→ Short exercise
Your task is to give the listing below back word for word, pictures excluded.

-----

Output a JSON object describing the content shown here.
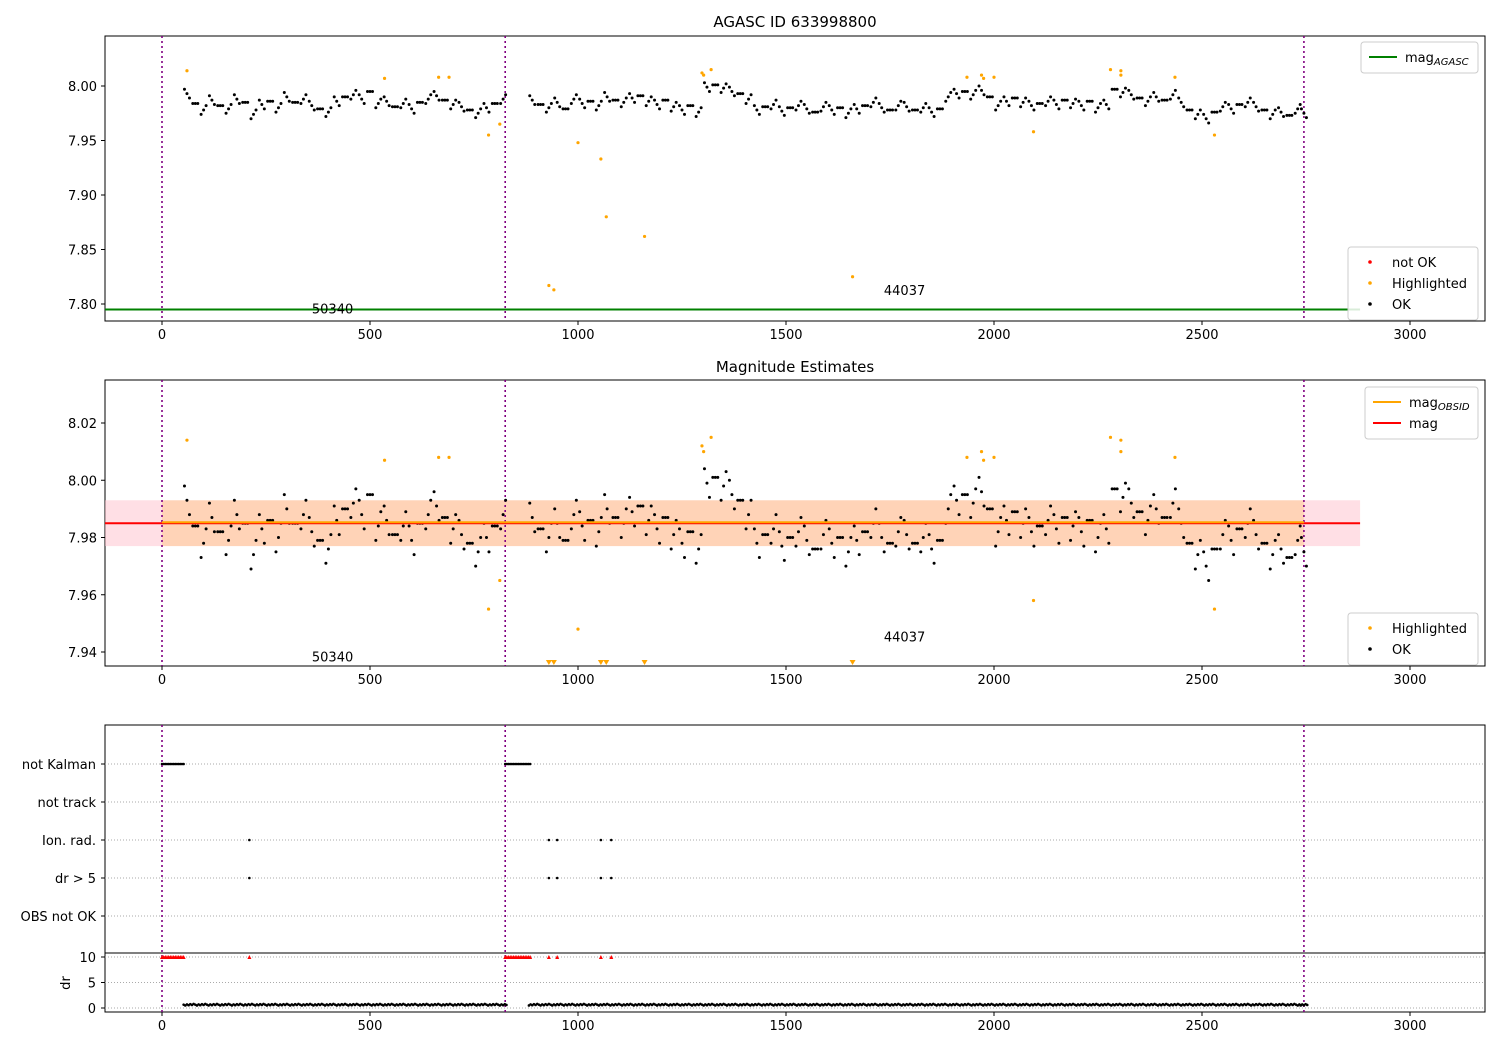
{
  "chart_data": [
    {
      "type": "scatter",
      "title": "AGASC ID 633998800",
      "xlim": [
        -137,
        3180
      ],
      "ylim": [
        7.784,
        8.046
      ],
      "xticks": [
        0,
        500,
        1000,
        1500,
        2000,
        2500,
        3000
      ],
      "yticks": [
        7.8,
        7.85,
        7.9,
        7.95,
        8.0
      ],
      "mag_agasc": 7.795,
      "obsid_boundaries": [
        0,
        825,
        2745
      ],
      "annotations": [
        {
          "text": "50340",
          "x": 410,
          "y": 7.795
        },
        {
          "text": "44037",
          "x": 1785,
          "y": 7.812
        }
      ],
      "legend_top": [
        {
          "label": "mag",
          "sub": "AGASC",
          "color": "#008000",
          "kind": "line"
        }
      ],
      "legend_bottom": [
        {
          "label": "not OK",
          "color": "#ff0000",
          "kind": "dot"
        },
        {
          "label": "Highlighted",
          "color": "#ffa500",
          "kind": "dot"
        },
        {
          "label": "OK",
          "color": "#000000",
          "kind": "dot"
        }
      ]
    },
    {
      "type": "scatter",
      "title": "Magnitude Estimates",
      "xlim": [
        -137,
        3180
      ],
      "ylim": [
        7.935,
        8.035
      ],
      "xticks": [
        0,
        500,
        1000,
        1500,
        2000,
        2500,
        3000
      ],
      "yticks": [
        7.94,
        7.96,
        7.98,
        8.0,
        8.02
      ],
      "mag": 7.985,
      "mag_band": [
        7.977,
        7.993
      ],
      "mag_obsid": 7.985,
      "annotations": [
        {
          "text": "50340",
          "x": 410,
          "y": 7.938
        },
        {
          "text": "44037",
          "x": 1785,
          "y": 7.945
        }
      ],
      "legend_top": [
        {
          "label": "mag",
          "sub": "OBSID",
          "color": "#ffa500",
          "kind": "line"
        },
        {
          "label": "mag",
          "sub": "",
          "color": "#ff0000",
          "kind": "line"
        }
      ],
      "legend_bottom": [
        {
          "label": "Highlighted",
          "color": "#ffa500",
          "kind": "dot"
        },
        {
          "label": "OK",
          "color": "#000000",
          "kind": "dot"
        }
      ]
    },
    {
      "type": "scatter",
      "categories": [
        "not Kalman",
        "not track",
        "Ion. rad.",
        "dr > 5",
        "OBS not OK"
      ],
      "ylabel": "dr",
      "dr_ylim": [
        -0.8,
        10.8
      ],
      "dr_yticks": [
        0,
        5,
        10
      ],
      "flags": {
        "not Kalman": [
          [
            0,
            55
          ],
          [
            825,
            885
          ]
        ],
        "Ion. rad.": [
          210,
          930,
          950,
          1055,
          1080
        ],
        "dr > 5": [
          210,
          930,
          950,
          1055,
          1080
        ]
      },
      "dr_clipped_ranges": [
        [
          0,
          55
        ],
        [
          825,
          885
        ]
      ],
      "dr_clipped_points": [
        210,
        930,
        950,
        1055,
        1080
      ],
      "dr_typical": 0.5
    }
  ],
  "ok_points": {
    "x": [
      60,
      80,
      100,
      120,
      140,
      160,
      180,
      200,
      220,
      240,
      260,
      280,
      300,
      320,
      340,
      360,
      380,
      400,
      420,
      440,
      460,
      480,
      500,
      520,
      540,
      560,
      580,
      600,
      620,
      640,
      660,
      680,
      700,
      720,
      740,
      760,
      780,
      800,
      820,
      890,
      910,
      930,
      950,
      970,
      990,
      1010,
      1030,
      1050,
      1070,
      1090,
      1110,
      1130,
      1150,
      1170,
      1190,
      1210,
      1230,
      1250,
      1270,
      1290,
      1310,
      1330,
      1350,
      1370,
      1390,
      1410,
      1430,
      1450,
      1470,
      1490,
      1510,
      1530,
      1550,
      1570,
      1590,
      1610,
      1630,
      1650,
      1670,
      1690,
      1710,
      1730,
      1750,
      1770,
      1790,
      1810,
      1830,
      1850,
      1870,
      1890,
      1910,
      1930,
      1950,
      1970,
      1990,
      2010,
      2030,
      2050,
      2070,
      2090,
      2110,
      2130,
      2150,
      2170,
      2190,
      2210,
      2230,
      2250,
      2270,
      2290,
      2310,
      2330,
      2350,
      2370,
      2390,
      2410,
      2430,
      2450,
      2470,
      2490,
      2510,
      2530,
      2550,
      2570,
      2590,
      2610,
      2630,
      2650,
      2670,
      2690,
      2710,
      2730,
      2745
    ],
    "mag": [
      7.993,
      7.984,
      7.978,
      7.987,
      7.982,
      7.979,
      7.988,
      7.985,
      7.974,
      7.983,
      7.986,
      7.98,
      7.99,
      7.985,
      7.988,
      7.982,
      7.979,
      7.976,
      7.986,
      7.99,
      7.992,
      7.988,
      7.995,
      7.984,
      7.986,
      7.981,
      7.984,
      7.979,
      7.985,
      7.988,
      7.991,
      7.987,
      7.983,
      7.981,
      7.978,
      7.975,
      7.98,
      7.984,
      7.988,
      7.987,
      7.983,
      7.98,
      7.985,
      7.979,
      7.988,
      7.984,
      7.986,
      7.982,
      7.99,
      7.987,
      7.985,
      7.989,
      7.991,
      7.986,
      7.983,
      7.987,
      7.981,
      7.978,
      7.982,
      7.976,
      7.999,
      8.001,
      7.998,
      7.995,
      7.993,
      7.988,
      7.978,
      7.981,
      7.983,
      7.977,
      7.98,
      7.982,
      7.979,
      7.976,
      7.981,
      7.978,
      7.98,
      7.975,
      7.979,
      7.982,
      7.985,
      7.98,
      7.978,
      7.982,
      7.981,
      7.978,
      7.98,
      7.976,
      7.979,
      7.99,
      7.993,
      7.995,
      7.992,
      7.996,
      7.99,
      7.982,
      7.986,
      7.989,
      7.985,
      7.982,
      7.984,
      7.986,
      7.983,
      7.987,
      7.984,
      7.982,
      7.986,
      7.98,
      7.983,
      7.997,
      7.994,
      7.992,
      7.989,
      7.986,
      7.99,
      7.987,
      7.992,
      7.985,
      7.978,
      7.974,
      7.97,
      7.976,
      7.981,
      7.979,
      7.983,
      7.985,
      7.981,
      7.978,
      7.974,
      7.976,
      7.973,
      7.979,
      7.975
    ]
  },
  "highlighted_points": {
    "x": [
      60,
      535,
      665,
      690,
      785,
      812,
      930,
      942,
      1000,
      1055,
      1068,
      1160,
      1298,
      1302,
      1320,
      1660,
      1935,
      1970,
      1975,
      2000,
      2095,
      2280,
      2305,
      2305,
      2435,
      2530
    ],
    "mag": [
      8.014,
      8.007,
      8.008,
      8.008,
      7.955,
      7.965,
      7.817,
      7.813,
      7.948,
      7.933,
      7.88,
      7.862,
      8.012,
      8.01,
      8.015,
      7.825,
      8.008,
      8.01,
      8.007,
      8.008,
      7.958,
      8.015,
      8.014,
      8.01,
      8.008,
      7.955
    ]
  }
}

-----

→ Answer to this task
Output a JSON object describing the content shown here.
{
  "chart_data": [
    {
      "type": "scatter",
      "title": "AGASC ID 633998800",
      "xlim": [
        -137,
        3180
      ],
      "ylim": [
        7.784,
        8.046
      ],
      "xticks": [
        0,
        500,
        1000,
        1500,
        2000,
        2500,
        3000
      ],
      "yticks": [
        7.8,
        7.85,
        7.9,
        7.95,
        8.0
      ],
      "mag_agasc": 7.795,
      "obsid_boundaries": [
        0,
        825,
        2745
      ],
      "annotations": [
        {
          "text": "50340",
          "x": 410,
          "y": 7.795
        },
        {
          "text": "44037",
          "x": 1785,
          "y": 7.812
        }
      ],
      "legend_top": [
        {
          "label": "mag",
          "sub": "AGASC",
          "color": "#008000",
          "kind": "line"
        }
      ],
      "legend_bottom": [
        {
          "label": "not OK",
          "color": "#ff0000",
          "kind": "dot"
        },
        {
          "label": "Highlighted",
          "color": "#ffa500",
          "kind": "dot"
        },
        {
          "label": "OK",
          "color": "#000000",
          "kind": "dot"
        }
      ]
    },
    {
      "type": "scatter",
      "title": "Magnitude Estimates",
      "xlim": [
        -137,
        3180
      ],
      "ylim": [
        7.935,
        8.035
      ],
      "xticks": [
        0,
        500,
        1000,
        1500,
        2000,
        2500,
        3000
      ],
      "yticks": [
        7.94,
        7.96,
        7.98,
        8.0,
        8.02
      ],
      "mag": 7.985,
      "mag_band": [
        7.977,
        7.993
      ],
      "mag_obsid": 7.985,
      "annotations": [
        {
          "text": "50340",
          "x": 410,
          "y": 7.938
        },
        {
          "text": "44037",
          "x": 1785,
          "y": 7.945
        }
      ],
      "legend_top": [
        {
          "label": "mag",
          "sub": "OBSID",
          "color": "#ffa500",
          "kind": "line"
        },
        {
          "label": "mag",
          "sub": "",
          "color": "#ff0000",
          "kind": "line"
        }
      ],
      "legend_bottom": [
        {
          "label": "Highlighted",
          "color": "#ffa500",
          "kind": "dot"
        },
        {
          "label": "OK",
          "color": "#000000",
          "kind": "dot"
        }
      ]
    },
    {
      "type": "scatter",
      "categories": [
        "not Kalman",
        "not track",
        "Ion. rad.",
        "dr > 5",
        "OBS not OK"
      ],
      "ylabel": "dr",
      "dr_ylim": [
        -0.8,
        10.8
      ],
      "dr_yticks": [
        0,
        5,
        10
      ],
      "flags": {
        "not Kalman": [
          [
            0,
            55
          ],
          [
            825,
            885
          ]
        ],
        "Ion. rad.": [
          210,
          930,
          950,
          1055,
          1080
        ],
        "dr > 5": [
          210,
          930,
          950,
          1055,
          1080
        ]
      },
      "dr_clipped_ranges": [
        [
          0,
          55
        ],
        [
          825,
          885
        ]
      ],
      "dr_clipped_points": [
        210,
        930,
        950,
        1055,
        1080
      ],
      "dr_typical": 0.5
    }
  ],
  "ok_points": {
    "x": [
      60,
      80,
      100,
      120,
      140,
      160,
      180,
      200,
      220,
      240,
      260,
      280,
      300,
      320,
      340,
      360,
      380,
      400,
      420,
      440,
      460,
      480,
      500,
      520,
      540,
      560,
      580,
      600,
      620,
      640,
      660,
      680,
      700,
      720,
      740,
      760,
      780,
      800,
      820,
      890,
      910,
      930,
      950,
      970,
      990,
      1010,
      1030,
      1050,
      1070,
      1090,
      1110,
      1130,
      1150,
      1170,
      1190,
      1210,
      1230,
      1250,
      1270,
      1290,
      1310,
      1330,
      1350,
      1370,
      1390,
      1410,
      1430,
      1450,
      1470,
      1490,
      1510,
      1530,
      1550,
      1570,
      1590,
      1610,
      1630,
      1650,
      1670,
      1690,
      1710,
      1730,
      1750,
      1770,
      1790,
      1810,
      1830,
      1850,
      1870,
      1890,
      1910,
      1930,
      1950,
      1970,
      1990,
      2010,
      2030,
      2050,
      2070,
      2090,
      2110,
      2130,
      2150,
      2170,
      2190,
      2210,
      2230,
      2250,
      2270,
      2290,
      2310,
      2330,
      2350,
      2370,
      2390,
      2410,
      2430,
      2450,
      2470,
      2490,
      2510,
      2530,
      2550,
      2570,
      2590,
      2610,
      2630,
      2650,
      2670,
      2690,
      2710,
      2730,
      2745
    ],
    "mag": [
      7.993,
      7.984,
      7.978,
      7.987,
      7.982,
      7.979,
      7.988,
      7.985,
      7.974,
      7.983,
      7.986,
      7.98,
      7.99,
      7.985,
      7.988,
      7.982,
      7.979,
      7.976,
      7.986,
      7.99,
      7.992,
      7.988,
      7.995,
      7.984,
      7.986,
      7.981,
      7.984,
      7.979,
      7.985,
      7.988,
      7.991,
      7.987,
      7.983,
      7.981,
      7.978,
      7.975,
      7.98,
      7.984,
      7.988,
      7.987,
      7.983,
      7.98,
      7.985,
      7.979,
      7.988,
      7.984,
      7.986,
      7.982,
      7.99,
      7.987,
      7.985,
      7.989,
      7.991,
      7.986,
      7.983,
      7.987,
      7.981,
      7.978,
      7.982,
      7.976,
      7.999,
      8.001,
      7.998,
      7.995,
      7.993,
      7.988,
      7.978,
      7.981,
      7.983,
      7.977,
      7.98,
      7.982,
      7.979,
      7.976,
      7.981,
      7.978,
      7.98,
      7.975,
      7.979,
      7.982,
      7.985,
      7.98,
      7.978,
      7.982,
      7.981,
      7.978,
      7.98,
      7.976,
      7.979,
      7.99,
      7.993,
      7.995,
      7.992,
      7.996,
      7.99,
      7.982,
      7.986,
      7.989,
      7.985,
      7.982,
      7.984,
      7.986,
      7.983,
      7.987,
      7.984,
      7.982,
      7.986,
      7.98,
      7.983,
      7.997,
      7.994,
      7.992,
      7.989,
      7.986,
      7.99,
      7.987,
      7.992,
      7.985,
      7.978,
      7.974,
      7.97,
      7.976,
      7.981,
      7.979,
      7.983,
      7.985,
      7.981,
      7.978,
      7.974,
      7.976,
      7.973,
      7.979,
      7.975
    ]
  },
  "highlighted_points": {
    "x": [
      60,
      535,
      665,
      690,
      785,
      812,
      930,
      942,
      1000,
      1055,
      1068,
      1160,
      1298,
      1302,
      1320,
      1660,
      1935,
      1970,
      1975,
      2000,
      2095,
      2280,
      2305,
      2305,
      2435,
      2530
    ],
    "mag": [
      8.014,
      8.007,
      8.008,
      8.008,
      7.955,
      7.965,
      7.817,
      7.813,
      7.948,
      7.933,
      7.88,
      7.862,
      8.012,
      8.01,
      8.015,
      7.825,
      8.008,
      8.01,
      8.007,
      8.008,
      7.958,
      8.015,
      8.014,
      8.01,
      8.008,
      7.955
    ]
  }
}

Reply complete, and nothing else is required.